##### Document text #####

Installation Instructions - IS300 Slave Cylinder Conversion Kit for MazdaSpeed 3 (2007 - 2013)

Tools Required

  • Allen wrench (Metric #5)
  • 13mm socket or wrench
  • 10mm - 13mm wrenches
  • Metal pick
  • DOT 3 brake fluid
  • Shop towels
  • Container for catching fluid
  • Silicone hose (for bleeding the clutch)

 

Instructions

1. Be sure to have all the required tools on hand from the above list of required tools.


2. Jack up your car and safely support the front of your car using jack-stands. Be sure to verify that the car is securely placed on the jack-stands by briefly shaking the car with your hands. Then do the same with the rear of your car. We need the car to be level for when you bleed the clutch at the end of this installation. You can use the center jacking points as seen in this diagram:


3. With the car safely supported on jack-stands, remove the aerodynamic under-cover from the car. On the underside, there should be two bolts connecting each wheel splash-guard to the under-cover. Additionally, there are a few bolts holding the under-cover to the radiator-support towards the front underside of the car.


4. With the under-cover removed and set aside, the clutch slave cylinder should be visible on the front of the transmission. There will be a black hardline retained by a metal retaining clip. Prepare your catch container under the car. Using a metal pick, pull the retaining clip perpendicularly away from the fitting. Once removed, you can pull the hardline out of the slave cylinder and allow some of the brake fluid to drain out into the catch can.


5. Now disconnect the negative terminal, then positive terminal from your car's battery. With the hold-down removed and battery disconnected, remove the battery and battery tray from the car. This should give you access to the clutch master cylinder which is in the very back right corner of the engine bay on the firewall.

#####

- [Required tasks]:
1. According to the installation instructions, where is the clutch master cylinder located?
2. Reproduce everything in the installation instructions from "1. Be sure to" down to "of the car.".
The entries that follow have no connection to the installation instructions.

##### Record excerpts #####

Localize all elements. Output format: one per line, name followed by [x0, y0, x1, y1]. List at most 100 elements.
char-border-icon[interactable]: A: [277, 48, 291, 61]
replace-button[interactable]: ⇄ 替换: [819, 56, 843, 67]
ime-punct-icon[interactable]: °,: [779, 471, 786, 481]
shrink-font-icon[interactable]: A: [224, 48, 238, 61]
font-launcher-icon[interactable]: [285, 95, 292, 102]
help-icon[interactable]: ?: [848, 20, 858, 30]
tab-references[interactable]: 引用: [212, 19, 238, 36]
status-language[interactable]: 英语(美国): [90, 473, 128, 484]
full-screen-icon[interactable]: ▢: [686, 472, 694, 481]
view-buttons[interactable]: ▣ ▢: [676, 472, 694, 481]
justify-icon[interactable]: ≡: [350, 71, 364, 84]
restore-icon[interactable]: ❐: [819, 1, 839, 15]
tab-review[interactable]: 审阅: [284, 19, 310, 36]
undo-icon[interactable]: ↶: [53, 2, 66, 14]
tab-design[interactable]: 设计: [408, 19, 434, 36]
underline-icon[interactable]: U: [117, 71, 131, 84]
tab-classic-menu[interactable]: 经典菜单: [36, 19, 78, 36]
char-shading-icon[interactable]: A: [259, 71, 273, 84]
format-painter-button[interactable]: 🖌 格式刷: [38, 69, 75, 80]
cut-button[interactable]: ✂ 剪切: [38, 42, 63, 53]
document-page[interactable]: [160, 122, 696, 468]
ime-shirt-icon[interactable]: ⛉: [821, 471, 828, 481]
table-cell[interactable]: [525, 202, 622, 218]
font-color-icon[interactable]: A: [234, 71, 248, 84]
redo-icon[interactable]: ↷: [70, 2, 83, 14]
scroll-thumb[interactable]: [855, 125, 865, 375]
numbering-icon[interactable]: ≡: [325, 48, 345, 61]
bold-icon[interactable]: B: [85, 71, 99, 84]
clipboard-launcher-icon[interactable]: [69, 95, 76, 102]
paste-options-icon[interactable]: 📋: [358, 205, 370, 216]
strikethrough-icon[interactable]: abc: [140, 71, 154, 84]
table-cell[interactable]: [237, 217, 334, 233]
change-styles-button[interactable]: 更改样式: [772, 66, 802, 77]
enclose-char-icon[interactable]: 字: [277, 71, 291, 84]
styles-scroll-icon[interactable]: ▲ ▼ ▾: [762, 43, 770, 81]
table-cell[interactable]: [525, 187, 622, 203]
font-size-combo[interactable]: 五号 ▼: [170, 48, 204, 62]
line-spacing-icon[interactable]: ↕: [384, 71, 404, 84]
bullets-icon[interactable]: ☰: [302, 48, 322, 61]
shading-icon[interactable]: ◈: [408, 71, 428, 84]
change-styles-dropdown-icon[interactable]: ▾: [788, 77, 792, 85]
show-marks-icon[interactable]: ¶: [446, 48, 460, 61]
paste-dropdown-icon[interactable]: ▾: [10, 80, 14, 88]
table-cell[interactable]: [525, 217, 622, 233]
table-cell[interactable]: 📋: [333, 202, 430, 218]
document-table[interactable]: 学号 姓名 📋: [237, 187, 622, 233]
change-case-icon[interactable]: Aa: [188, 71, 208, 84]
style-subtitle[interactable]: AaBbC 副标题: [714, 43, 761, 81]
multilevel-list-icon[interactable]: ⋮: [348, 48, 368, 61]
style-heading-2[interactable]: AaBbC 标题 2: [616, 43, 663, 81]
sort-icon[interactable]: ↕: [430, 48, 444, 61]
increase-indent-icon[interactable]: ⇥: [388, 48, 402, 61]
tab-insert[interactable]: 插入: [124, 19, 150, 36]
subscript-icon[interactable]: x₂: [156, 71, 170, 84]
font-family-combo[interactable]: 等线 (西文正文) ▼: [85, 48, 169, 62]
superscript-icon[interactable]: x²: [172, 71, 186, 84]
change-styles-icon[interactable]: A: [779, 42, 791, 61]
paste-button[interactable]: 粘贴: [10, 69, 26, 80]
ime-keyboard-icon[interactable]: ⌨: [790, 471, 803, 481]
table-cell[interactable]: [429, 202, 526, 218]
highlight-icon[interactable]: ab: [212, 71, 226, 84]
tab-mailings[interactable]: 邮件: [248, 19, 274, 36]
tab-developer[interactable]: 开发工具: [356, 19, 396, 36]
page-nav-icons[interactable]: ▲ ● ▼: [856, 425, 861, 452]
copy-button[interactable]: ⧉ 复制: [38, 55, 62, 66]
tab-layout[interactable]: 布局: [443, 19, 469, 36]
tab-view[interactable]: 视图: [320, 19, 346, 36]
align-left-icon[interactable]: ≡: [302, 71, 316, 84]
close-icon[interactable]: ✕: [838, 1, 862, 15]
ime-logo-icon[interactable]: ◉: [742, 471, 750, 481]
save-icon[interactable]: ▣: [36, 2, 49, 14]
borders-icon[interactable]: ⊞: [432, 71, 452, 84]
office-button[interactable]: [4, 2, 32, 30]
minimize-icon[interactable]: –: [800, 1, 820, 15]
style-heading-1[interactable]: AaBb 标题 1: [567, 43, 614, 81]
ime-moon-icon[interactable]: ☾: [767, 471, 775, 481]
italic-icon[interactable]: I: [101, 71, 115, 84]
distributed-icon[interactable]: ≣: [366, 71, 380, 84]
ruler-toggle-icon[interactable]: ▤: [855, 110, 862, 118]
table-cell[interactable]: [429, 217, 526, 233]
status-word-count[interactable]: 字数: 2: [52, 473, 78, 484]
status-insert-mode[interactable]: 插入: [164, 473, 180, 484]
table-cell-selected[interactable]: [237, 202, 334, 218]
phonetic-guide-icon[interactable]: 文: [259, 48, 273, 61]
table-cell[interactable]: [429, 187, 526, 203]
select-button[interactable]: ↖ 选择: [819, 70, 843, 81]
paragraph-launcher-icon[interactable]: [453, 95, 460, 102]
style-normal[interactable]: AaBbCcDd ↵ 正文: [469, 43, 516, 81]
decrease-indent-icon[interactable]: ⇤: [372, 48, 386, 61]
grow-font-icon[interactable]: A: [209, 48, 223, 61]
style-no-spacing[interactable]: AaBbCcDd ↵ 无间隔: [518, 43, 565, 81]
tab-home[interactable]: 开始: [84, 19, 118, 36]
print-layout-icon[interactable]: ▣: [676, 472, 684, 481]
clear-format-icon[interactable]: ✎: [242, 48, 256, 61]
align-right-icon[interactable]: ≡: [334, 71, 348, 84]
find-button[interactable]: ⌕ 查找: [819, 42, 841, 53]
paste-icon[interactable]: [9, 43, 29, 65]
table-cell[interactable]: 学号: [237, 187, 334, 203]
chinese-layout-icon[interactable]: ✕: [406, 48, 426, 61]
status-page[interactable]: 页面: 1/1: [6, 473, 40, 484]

#####

- [Task-by-task outputs]:
1. It is in the very back right corner of the engine bay on the firewall.

2.
1. Be sure to have all the required tools on hand from the above list of required tools.


2. Jack up your car and safely support the front of your car using jack-stands. Be sure to verify that the car is securely placed on the jack-stands by briefly shaking the car with your hands. Then do the same with the rear of your car. We need the car to be level for when you bleed the clutch at the end of this installation. You can use the center jacking points as seen in this diagram:


3. With the car safely supported on jack-stands, remove the aerodynamic under-cover from the car. On the underside, there should be two bolts connecting each wheel splash-guard to the under-cover. Additionally, there are a few bolts holding the under-cover to the radiator-support towards the front underside of the car.